A national debate over its lax gun laws began after an attack on a high school last November, in which six students, a school nurse and a headteacher were shot.

Finlands’ schools remain among the most highly regarded in the world because of top positions in several international league tables.

The new report from the OECD’s economics department, urges UK education ministers to consider its example, although it notes that Finland’s “distinctive social values” make it difficult to export its approaches.

In England, the Conservatives have announced plans to copy ideas from Finland’s neighbour Sweden, and create up to 3,000 privately owned but taxpayer-funded schools, modelled on the country’s “free schools”. The Tories hope the plan will increase parental choice, even if it allows existing state schools to wither.

But the Finnish system is entirely opposed to such an approach. In her working paper for the OECD, Anne-Marie Brook, the senior economist, writes: “The Finnish system does not advocate competitive choice between schools or order its schools in public performance rankings.

Required work.
A. Quote the part of the passage on Finnish schools that opens with the words containing "Finlands’ schools remain" and closes with "schools to wither.".
B. Answer these questions about the passage on Finnish schools:
(i) Besides six students, who was shot in the attack on a high school last November?
(ii) Up to how many privately owned but taxpayer-funded schools do the Conservatives plan to create?
(iii) Who wrote the working paper for the OECD?
C. How would the passage on Finnish schools go on after its final sentence? Carry it forward from there.

Data excerpt.
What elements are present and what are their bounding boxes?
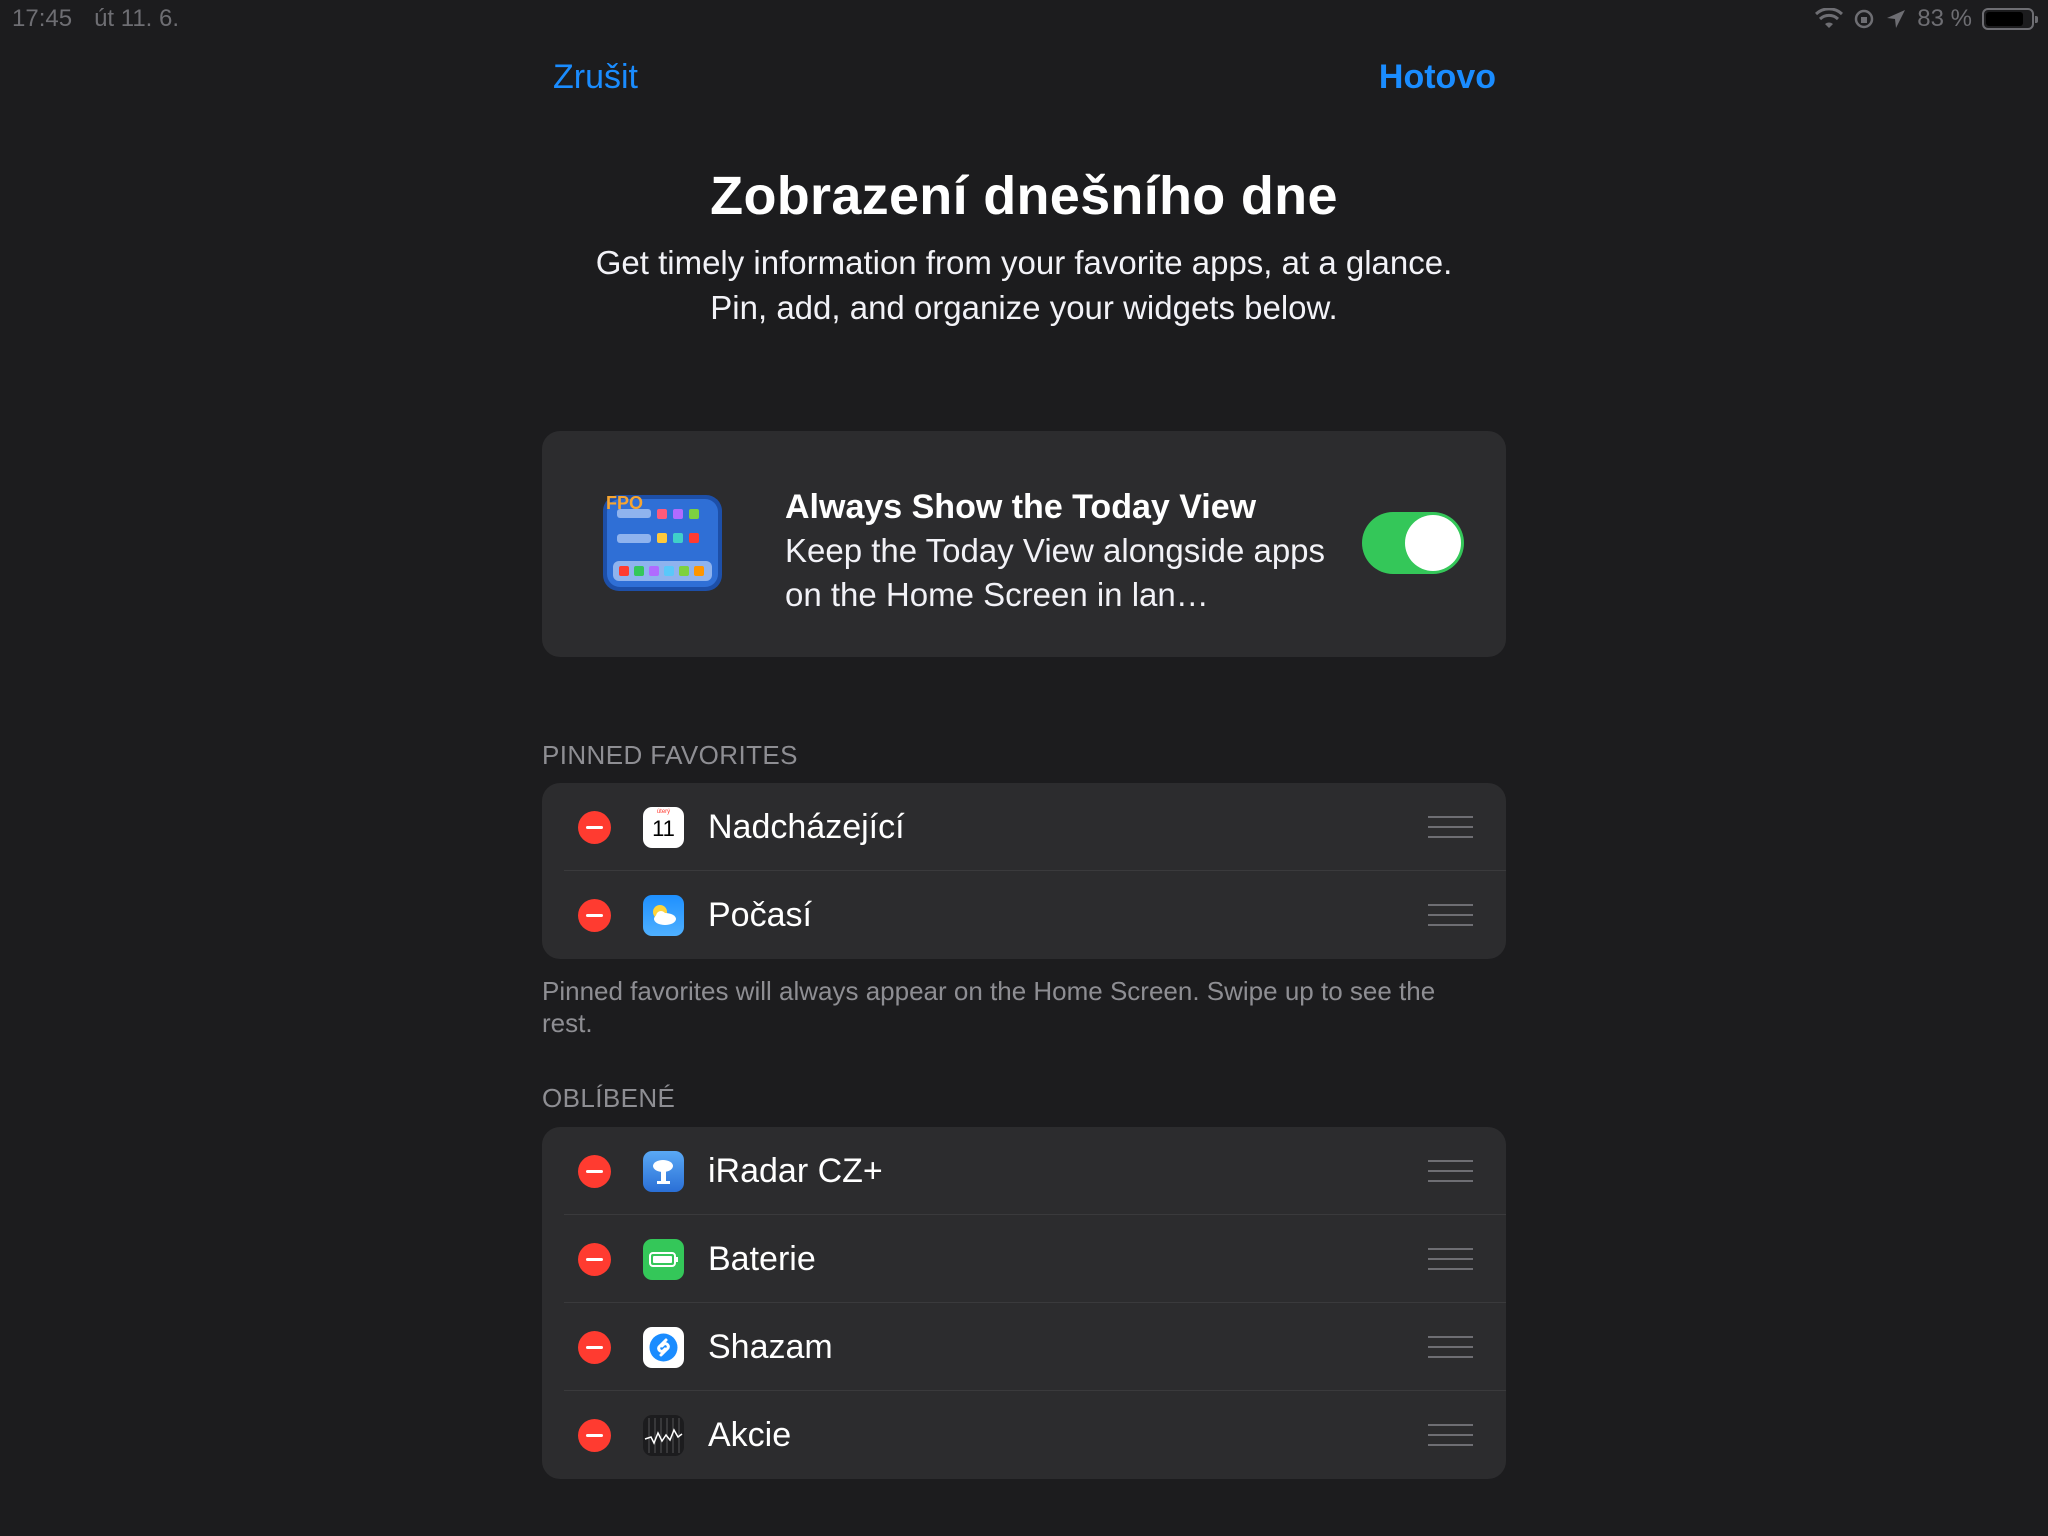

Per-task answers.
A.
Finlands’ schools remain among the most highly regarded in the world because of top positions in several international league tables.

The new report from the OECD’s economics department, urges UK education ministers to consider its example, although it notes that Finland’s “distinctive social values” make it difficult to export its approaches.

In England, the Conservatives have announced plans to copy ideas from Finland’s neighbour Sweden, and create up to 3,000 privately owned but taxpayer-funded schools, modelled on the country’s “free schools”. The Tories hope the plan will increase parental choice, even if it allows existing state schools to wither.

B.
(i) A school nurse and a headteacher.
(ii) Up to 3,000.
(iii) Anne-Marie Brook, the senior economist.

C.
“The philosophy of Finnish school leadership training providers is that `all schools must be good enough and there is no reason to have elite schools and bad schools’.”

Instead of heavy-handed interventions in underperforming schools, the local authority will ask `What has gone wrong? How can we help the school?’ Finland’s teachers are also free from Ofsted and standardised national tests.

But the Finnish measure which Labour has copied instead to raise teachers’ status is to introduce a compulsory masters degree.

Chris Keates, general secretary of the NASUWT, told a fringe meeting at the Labour Party conference that ministers should be more careful about ideas they import from abroad.

“Ministers should have their passports withdrawn,” she said. “We are already having enough problems with their ideas from Sweden, Finland and America.”